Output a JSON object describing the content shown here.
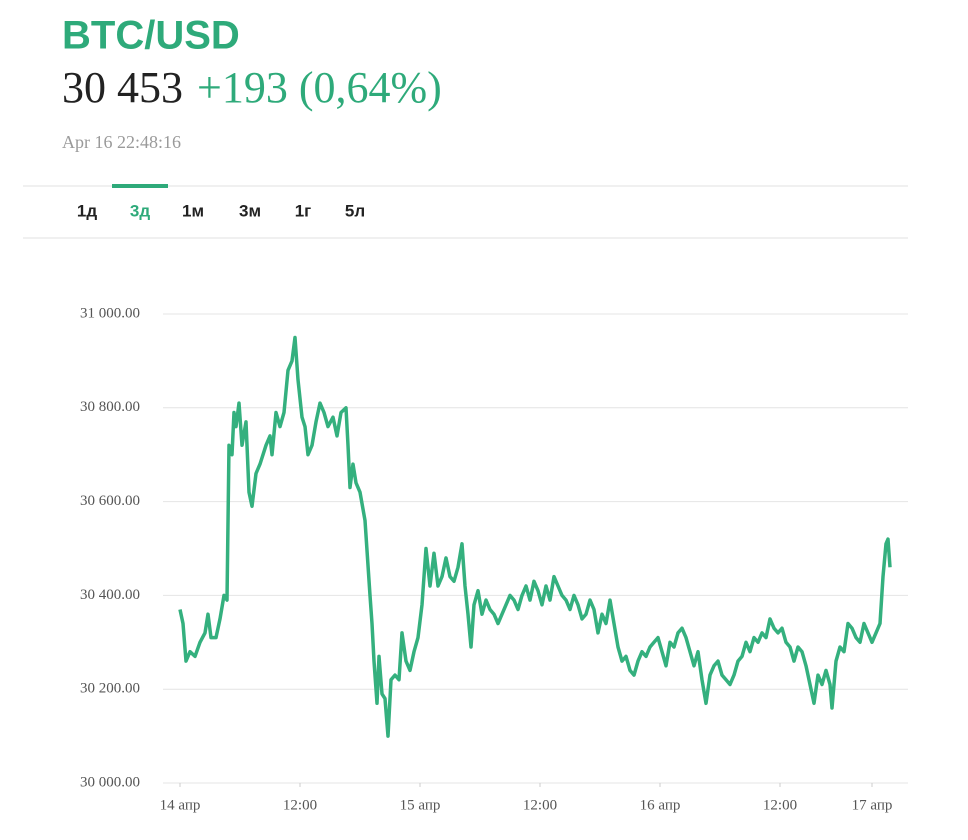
{
  "header": {
    "title": "BTC/USD",
    "price": "30 453",
    "change": "+193 (0,64%)",
    "timestamp": "Apr 16 22:48:16"
  },
  "tabs": {
    "items": [
      "1д",
      "3д",
      "1м",
      "3м",
      "1г",
      "5л"
    ],
    "active": 1
  },
  "chart_data": {
    "type": "line",
    "grid": true,
    "series": [
      {
        "color": "#34b07e",
        "x": [
          0,
          0.3,
          0.6,
          1,
          1.5,
          2,
          2.5,
          2.8,
          3.1,
          3.6,
          4,
          4.4,
          4.7,
          4.9,
          5.2,
          5.4,
          5.6,
          5.9,
          6.2,
          6.6,
          6.9,
          7.2,
          7.6,
          8,
          8.6,
          9,
          9.2,
          9.6,
          10,
          10.4,
          10.8,
          11.2,
          11.5,
          11.8,
          12.2,
          12.5,
          12.8,
          13.2,
          13.6,
          14,
          14.4,
          14.8,
          15.3,
          15.7,
          16.1,
          16.6,
          16.8,
          17,
          17.3,
          17.6,
          18,
          18.5,
          19,
          19.2,
          19.4,
          19.7,
          19.9,
          20.2,
          20.5,
          20.8,
          21.1,
          21.5,
          21.9,
          22.2,
          22.6,
          23,
          23.4,
          23.8,
          24.2,
          24.6,
          25,
          25.4,
          25.8,
          26.2,
          26.6,
          27,
          27.4,
          27.8,
          28.2,
          28.5,
          28.8,
          29.1,
          29.4,
          29.8,
          30.2,
          30.6,
          31,
          31.4,
          31.8,
          32.2,
          32.6,
          33,
          33.4,
          33.8,
          34.2,
          34.6,
          35,
          35.4,
          35.8,
          36.2,
          36.6,
          37,
          37.4,
          37.8,
          38.2,
          38.6,
          39,
          39.4,
          39.8,
          40.2,
          40.6,
          41,
          41.4,
          41.8,
          42.2,
          42.6,
          43,
          43.4,
          43.8,
          44.2,
          44.6,
          45,
          45.4,
          45.8,
          46.2,
          46.6,
          47,
          47.4,
          47.8,
          48.2,
          48.6,
          49,
          49.4,
          49.8,
          50.2,
          50.6,
          51,
          51.4,
          51.8,
          52.2,
          52.6,
          53,
          53.4,
          53.8,
          54.2,
          54.6,
          55,
          55.4,
          55.8,
          56.2,
          56.6,
          57,
          57.4,
          57.8,
          58.2,
          58.6,
          59,
          59.4,
          59.8,
          60.2,
          60.6,
          61,
          61.4,
          61.8,
          62.2,
          62.6,
          63,
          63.4,
          63.8,
          64.2,
          64.6,
          65,
          65.2,
          65.6,
          66,
          66.4,
          66.8,
          67.2,
          67.6,
          68,
          68.4,
          68.8,
          69.2,
          69.6,
          70,
          70.3,
          70.6,
          70.8,
          71
        ],
        "values": [
          30370,
          30340,
          30260,
          30280,
          30270,
          30300,
          30320,
          30360,
          30310,
          30310,
          30350,
          30400,
          30390,
          30720,
          30700,
          30790,
          30760,
          30810,
          30720,
          30770,
          30620,
          30590,
          30660,
          30680,
          30720,
          30740,
          30700,
          30790,
          30760,
          30790,
          30880,
          30900,
          30950,
          30860,
          30780,
          30760,
          30700,
          30720,
          30770,
          30810,
          30790,
          30760,
          30780,
          30740,
          30790,
          30800,
          30720,
          30630,
          30680,
          30640,
          30620,
          30560,
          30400,
          30340,
          30260,
          30170,
          30270,
          30190,
          30180,
          30100,
          30220,
          30230,
          30220,
          30320,
          30260,
          30240,
          30280,
          30310,
          30380,
          30500,
          30420,
          30490,
          30420,
          30440,
          30480,
          30440,
          30430,
          30460,
          30510,
          30420,
          30360,
          30290,
          30380,
          30410,
          30360,
          30390,
          30370,
          30360,
          30340,
          30360,
          30380,
          30400,
          30390,
          30370,
          30400,
          30420,
          30390,
          30430,
          30410,
          30380,
          30420,
          30390,
          30440,
          30420,
          30400,
          30390,
          30370,
          30400,
          30380,
          30350,
          30360,
          30390,
          30370,
          30320,
          30360,
          30340,
          30390,
          30340,
          30290,
          30260,
          30270,
          30240,
          30230,
          30260,
          30280,
          30270,
          30290,
          30300,
          30310,
          30280,
          30250,
          30300,
          30290,
          30320,
          30330,
          30310,
          30280,
          30250,
          30280,
          30220,
          30170,
          30230,
          30250,
          30260,
          30230,
          30220,
          30210,
          30230,
          30260,
          30270,
          30300,
          30280,
          30310,
          30300,
          30320,
          30310,
          30350,
          30330,
          30320,
          30330,
          30300,
          30290,
          30260,
          30290,
          30280,
          30250,
          30210,
          30170,
          30230,
          30210,
          30240,
          30210,
          30160,
          30260,
          30290,
          30280,
          30340,
          30330,
          30310,
          30300,
          30340,
          30320,
          30300,
          30320,
          30340,
          30440,
          30510,
          30520,
          30460
        ]
      }
    ],
    "xlim": [
      -1.7,
      72.8
    ],
    "xticks": [
      {
        "value": 0,
        "label": "14 апр"
      },
      {
        "value": 12,
        "label": "12:00"
      },
      {
        "value": 24,
        "label": "15 апр"
      },
      {
        "value": 36,
        "label": "12:00"
      },
      {
        "value": 48,
        "label": "16 апр"
      },
      {
        "value": 60,
        "label": "12:00"
      },
      {
        "value": 69.2,
        "label": "17 апр"
      }
    ],
    "ylim": [
      30000,
      31000
    ],
    "yticks": [
      {
        "value": 30000,
        "label": "30 000.00"
      },
      {
        "value": 30200,
        "label": "30 200.00"
      },
      {
        "value": 30400,
        "label": "30 400.00"
      },
      {
        "value": 30600,
        "label": "30 600.00"
      },
      {
        "value": 30800,
        "label": "30 800.00"
      },
      {
        "value": 31000,
        "label": "31 000.00"
      }
    ]
  }
}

· · · · ·

§ **OBJECTIVE**: Above are the records; reproduce them exactly and leave out the pictures.

§ **OUTPUT FOR THIS TASK**:
Output a JSON object describing the content shown here.
{
  "header": {
    "title": "BTC/USD",
    "price": "30 453",
    "change": "+193 (0,64%)",
    "timestamp": "Apr 16 22:48:16"
  },
  "tabs": {
    "items": [
      "1д",
      "3д",
      "1м",
      "3м",
      "1г",
      "5л"
    ],
    "active": 1
  },
  "chart_data": {
    "type": "line",
    "grid": true,
    "series": [
      {
        "color": "#34b07e",
        "x": [
          0,
          0.3,
          0.6,
          1,
          1.5,
          2,
          2.5,
          2.8,
          3.1,
          3.6,
          4,
          4.4,
          4.7,
          4.9,
          5.2,
          5.4,
          5.6,
          5.9,
          6.2,
          6.6,
          6.9,
          7.2,
          7.6,
          8,
          8.6,
          9,
          9.2,
          9.6,
          10,
          10.4,
          10.8,
          11.2,
          11.5,
          11.8,
          12.2,
          12.5,
          12.8,
          13.2,
          13.6,
          14,
          14.4,
          14.8,
          15.3,
          15.7,
          16.1,
          16.6,
          16.8,
          17,
          17.3,
          17.6,
          18,
          18.5,
          19,
          19.2,
          19.4,
          19.7,
          19.9,
          20.2,
          20.5,
          20.8,
          21.1,
          21.5,
          21.9,
          22.2,
          22.6,
          23,
          23.4,
          23.8,
          24.2,
          24.6,
          25,
          25.4,
          25.8,
          26.2,
          26.6,
          27,
          27.4,
          27.8,
          28.2,
          28.5,
          28.8,
          29.1,
          29.4,
          29.8,
          30.2,
          30.6,
          31,
          31.4,
          31.8,
          32.2,
          32.6,
          33,
          33.4,
          33.8,
          34.2,
          34.6,
          35,
          35.4,
          35.8,
          36.2,
          36.6,
          37,
          37.4,
          37.8,
          38.2,
          38.6,
          39,
          39.4,
          39.8,
          40.2,
          40.6,
          41,
          41.4,
          41.8,
          42.2,
          42.6,
          43,
          43.4,
          43.8,
          44.2,
          44.6,
          45,
          45.4,
          45.8,
          46.2,
          46.6,
          47,
          47.4,
          47.8,
          48.2,
          48.6,
          49,
          49.4,
          49.8,
          50.2,
          50.6,
          51,
          51.4,
          51.8,
          52.2,
          52.6,
          53,
          53.4,
          53.8,
          54.2,
          54.6,
          55,
          55.4,
          55.8,
          56.2,
          56.6,
          57,
          57.4,
          57.8,
          58.2,
          58.6,
          59,
          59.4,
          59.8,
          60.2,
          60.6,
          61,
          61.4,
          61.8,
          62.2,
          62.6,
          63,
          63.4,
          63.8,
          64.2,
          64.6,
          65,
          65.2,
          65.6,
          66,
          66.4,
          66.8,
          67.2,
          67.6,
          68,
          68.4,
          68.8,
          69.2,
          69.6,
          70,
          70.3,
          70.6,
          70.8,
          71
        ],
        "values": [
          30370,
          30340,
          30260,
          30280,
          30270,
          30300,
          30320,
          30360,
          30310,
          30310,
          30350,
          30400,
          30390,
          30720,
          30700,
          30790,
          30760,
          30810,
          30720,
          30770,
          30620,
          30590,
          30660,
          30680,
          30720,
          30740,
          30700,
          30790,
          30760,
          30790,
          30880,
          30900,
          30950,
          30860,
          30780,
          30760,
          30700,
          30720,
          30770,
          30810,
          30790,
          30760,
          30780,
          30740,
          30790,
          30800,
          30720,
          30630,
          30680,
          30640,
          30620,
          30560,
          30400,
          30340,
          30260,
          30170,
          30270,
          30190,
          30180,
          30100,
          30220,
          30230,
          30220,
          30320,
          30260,
          30240,
          30280,
          30310,
          30380,
          30500,
          30420,
          30490,
          30420,
          30440,
          30480,
          30440,
          30430,
          30460,
          30510,
          30420,
          30360,
          30290,
          30380,
          30410,
          30360,
          30390,
          30370,
          30360,
          30340,
          30360,
          30380,
          30400,
          30390,
          30370,
          30400,
          30420,
          30390,
          30430,
          30410,
          30380,
          30420,
          30390,
          30440,
          30420,
          30400,
          30390,
          30370,
          30400,
          30380,
          30350,
          30360,
          30390,
          30370,
          30320,
          30360,
          30340,
          30390,
          30340,
          30290,
          30260,
          30270,
          30240,
          30230,
          30260,
          30280,
          30270,
          30290,
          30300,
          30310,
          30280,
          30250,
          30300,
          30290,
          30320,
          30330,
          30310,
          30280,
          30250,
          30280,
          30220,
          30170,
          30230,
          30250,
          30260,
          30230,
          30220,
          30210,
          30230,
          30260,
          30270,
          30300,
          30280,
          30310,
          30300,
          30320,
          30310,
          30350,
          30330,
          30320,
          30330,
          30300,
          30290,
          30260,
          30290,
          30280,
          30250,
          30210,
          30170,
          30230,
          30210,
          30240,
          30210,
          30160,
          30260,
          30290,
          30280,
          30340,
          30330,
          30310,
          30300,
          30340,
          30320,
          30300,
          30320,
          30340,
          30440,
          30510,
          30520,
          30460
        ]
      }
    ],
    "xlim": [
      -1.7,
      72.8
    ],
    "xticks": [
      {
        "value": 0,
        "label": "14 апр"
      },
      {
        "value": 12,
        "label": "12:00"
      },
      {
        "value": 24,
        "label": "15 апр"
      },
      {
        "value": 36,
        "label": "12:00"
      },
      {
        "value": 48,
        "label": "16 апр"
      },
      {
        "value": 60,
        "label": "12:00"
      },
      {
        "value": 69.2,
        "label": "17 апр"
      }
    ],
    "ylim": [
      30000,
      31000
    ],
    "yticks": [
      {
        "value": 30000,
        "label": "30 000.00"
      },
      {
        "value": 30200,
        "label": "30 200.00"
      },
      {
        "value": 30400,
        "label": "30 400.00"
      },
      {
        "value": 30600,
        "label": "30 600.00"
      },
      {
        "value": 30800,
        "label": "30 800.00"
      },
      {
        "value": 31000,
        "label": "31 000.00"
      }
    ]
  }
}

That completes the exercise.